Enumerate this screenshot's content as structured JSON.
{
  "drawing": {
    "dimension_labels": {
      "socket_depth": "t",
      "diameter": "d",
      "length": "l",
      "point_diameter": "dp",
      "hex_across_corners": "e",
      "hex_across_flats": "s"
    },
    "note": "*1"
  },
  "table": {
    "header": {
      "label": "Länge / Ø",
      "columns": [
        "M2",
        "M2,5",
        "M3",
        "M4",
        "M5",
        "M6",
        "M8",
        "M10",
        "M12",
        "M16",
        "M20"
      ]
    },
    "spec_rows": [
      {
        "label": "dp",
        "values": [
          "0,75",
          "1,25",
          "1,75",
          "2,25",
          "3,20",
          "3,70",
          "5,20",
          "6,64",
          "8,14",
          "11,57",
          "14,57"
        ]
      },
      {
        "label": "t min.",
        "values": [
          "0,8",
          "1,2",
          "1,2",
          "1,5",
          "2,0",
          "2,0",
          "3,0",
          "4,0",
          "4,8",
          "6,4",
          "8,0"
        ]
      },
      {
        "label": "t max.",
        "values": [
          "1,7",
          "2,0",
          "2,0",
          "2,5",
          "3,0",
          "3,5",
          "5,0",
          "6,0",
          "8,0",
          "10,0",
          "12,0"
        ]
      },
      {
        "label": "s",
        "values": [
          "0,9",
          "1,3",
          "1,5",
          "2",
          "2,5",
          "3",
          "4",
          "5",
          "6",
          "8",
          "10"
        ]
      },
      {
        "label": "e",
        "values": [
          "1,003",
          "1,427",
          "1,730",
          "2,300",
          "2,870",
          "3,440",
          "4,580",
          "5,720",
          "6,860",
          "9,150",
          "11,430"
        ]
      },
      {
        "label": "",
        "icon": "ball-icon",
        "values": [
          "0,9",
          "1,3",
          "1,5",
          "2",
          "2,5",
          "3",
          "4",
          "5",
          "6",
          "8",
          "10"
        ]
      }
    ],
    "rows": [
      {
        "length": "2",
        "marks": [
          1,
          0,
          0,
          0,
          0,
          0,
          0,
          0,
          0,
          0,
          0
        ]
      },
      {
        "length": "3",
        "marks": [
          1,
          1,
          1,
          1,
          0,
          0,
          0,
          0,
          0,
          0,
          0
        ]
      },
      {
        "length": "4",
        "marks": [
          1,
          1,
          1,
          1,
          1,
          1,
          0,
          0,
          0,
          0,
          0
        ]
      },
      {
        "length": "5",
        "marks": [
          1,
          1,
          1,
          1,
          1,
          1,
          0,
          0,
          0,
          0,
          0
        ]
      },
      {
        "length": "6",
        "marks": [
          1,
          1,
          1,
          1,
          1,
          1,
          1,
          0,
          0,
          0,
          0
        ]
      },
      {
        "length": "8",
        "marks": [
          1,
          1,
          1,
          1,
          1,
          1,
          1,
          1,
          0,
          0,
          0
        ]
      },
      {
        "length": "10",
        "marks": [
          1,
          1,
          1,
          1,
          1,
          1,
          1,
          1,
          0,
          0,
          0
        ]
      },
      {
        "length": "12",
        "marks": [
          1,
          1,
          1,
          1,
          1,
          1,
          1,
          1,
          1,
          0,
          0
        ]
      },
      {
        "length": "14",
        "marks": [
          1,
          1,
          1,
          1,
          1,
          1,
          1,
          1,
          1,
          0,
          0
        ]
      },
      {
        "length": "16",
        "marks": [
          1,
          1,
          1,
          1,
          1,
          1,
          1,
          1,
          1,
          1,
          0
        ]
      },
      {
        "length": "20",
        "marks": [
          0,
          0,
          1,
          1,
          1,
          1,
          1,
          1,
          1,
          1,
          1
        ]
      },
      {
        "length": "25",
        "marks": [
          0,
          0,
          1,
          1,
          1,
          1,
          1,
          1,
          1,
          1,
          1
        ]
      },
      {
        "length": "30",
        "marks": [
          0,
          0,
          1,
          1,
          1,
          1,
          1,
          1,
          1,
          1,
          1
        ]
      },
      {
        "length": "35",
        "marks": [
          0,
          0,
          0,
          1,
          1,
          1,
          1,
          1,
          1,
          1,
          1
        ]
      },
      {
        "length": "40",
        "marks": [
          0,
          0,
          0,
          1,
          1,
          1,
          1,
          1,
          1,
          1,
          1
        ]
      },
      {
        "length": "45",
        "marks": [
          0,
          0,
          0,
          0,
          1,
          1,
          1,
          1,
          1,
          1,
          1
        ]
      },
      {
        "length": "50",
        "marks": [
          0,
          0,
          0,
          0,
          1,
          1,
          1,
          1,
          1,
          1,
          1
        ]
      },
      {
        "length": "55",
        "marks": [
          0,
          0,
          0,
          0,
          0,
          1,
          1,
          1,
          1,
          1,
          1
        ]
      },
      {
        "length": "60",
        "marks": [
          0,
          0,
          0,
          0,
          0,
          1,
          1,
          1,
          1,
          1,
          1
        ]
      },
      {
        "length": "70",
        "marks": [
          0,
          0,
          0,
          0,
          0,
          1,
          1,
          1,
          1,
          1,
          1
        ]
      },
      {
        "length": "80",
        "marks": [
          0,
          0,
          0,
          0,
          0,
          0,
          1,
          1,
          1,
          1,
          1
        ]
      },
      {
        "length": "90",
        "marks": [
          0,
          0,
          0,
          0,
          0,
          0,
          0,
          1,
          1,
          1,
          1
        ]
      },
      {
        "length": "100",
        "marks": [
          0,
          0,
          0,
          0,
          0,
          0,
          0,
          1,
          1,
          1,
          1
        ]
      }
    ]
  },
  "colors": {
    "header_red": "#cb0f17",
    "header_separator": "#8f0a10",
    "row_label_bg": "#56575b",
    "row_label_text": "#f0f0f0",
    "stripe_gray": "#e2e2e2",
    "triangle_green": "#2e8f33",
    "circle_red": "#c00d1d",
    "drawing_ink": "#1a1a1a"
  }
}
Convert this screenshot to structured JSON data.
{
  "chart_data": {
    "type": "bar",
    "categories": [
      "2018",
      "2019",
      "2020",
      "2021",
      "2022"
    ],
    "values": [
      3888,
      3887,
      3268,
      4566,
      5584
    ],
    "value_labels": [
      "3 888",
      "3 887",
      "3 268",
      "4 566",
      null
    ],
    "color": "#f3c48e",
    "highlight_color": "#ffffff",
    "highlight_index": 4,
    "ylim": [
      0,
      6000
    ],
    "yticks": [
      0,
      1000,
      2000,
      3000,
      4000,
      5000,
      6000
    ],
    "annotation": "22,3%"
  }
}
• • •
Nothing but the lines from the line with "Convert this screenshot" to the last line of the listing above should appear; please retype them exactly, both ends included.

Convert this screenshot to structured JSON data.
{
  "chart_data": {
    "type": "bar",
    "categories": [
      "2018",
      "2019",
      "2020",
      "2021",
      "2022"
    ],
    "values": [
      3888,
      3887,
      3268,
      4566,
      5584
    ],
    "value_labels": [
      "3 888",
      "3 887",
      "3 268",
      "4 566",
      null
    ],
    "color": "#f3c48e",
    "highlight_color": "#ffffff",
    "highlight_index": 4,
    "ylim": [
      0,
      6000
    ],
    "yticks": [
      0,
      1000,
      2000,
      3000,
      4000,
      5000,
      6000
    ],
    "annotation": "22,3%"
  }
}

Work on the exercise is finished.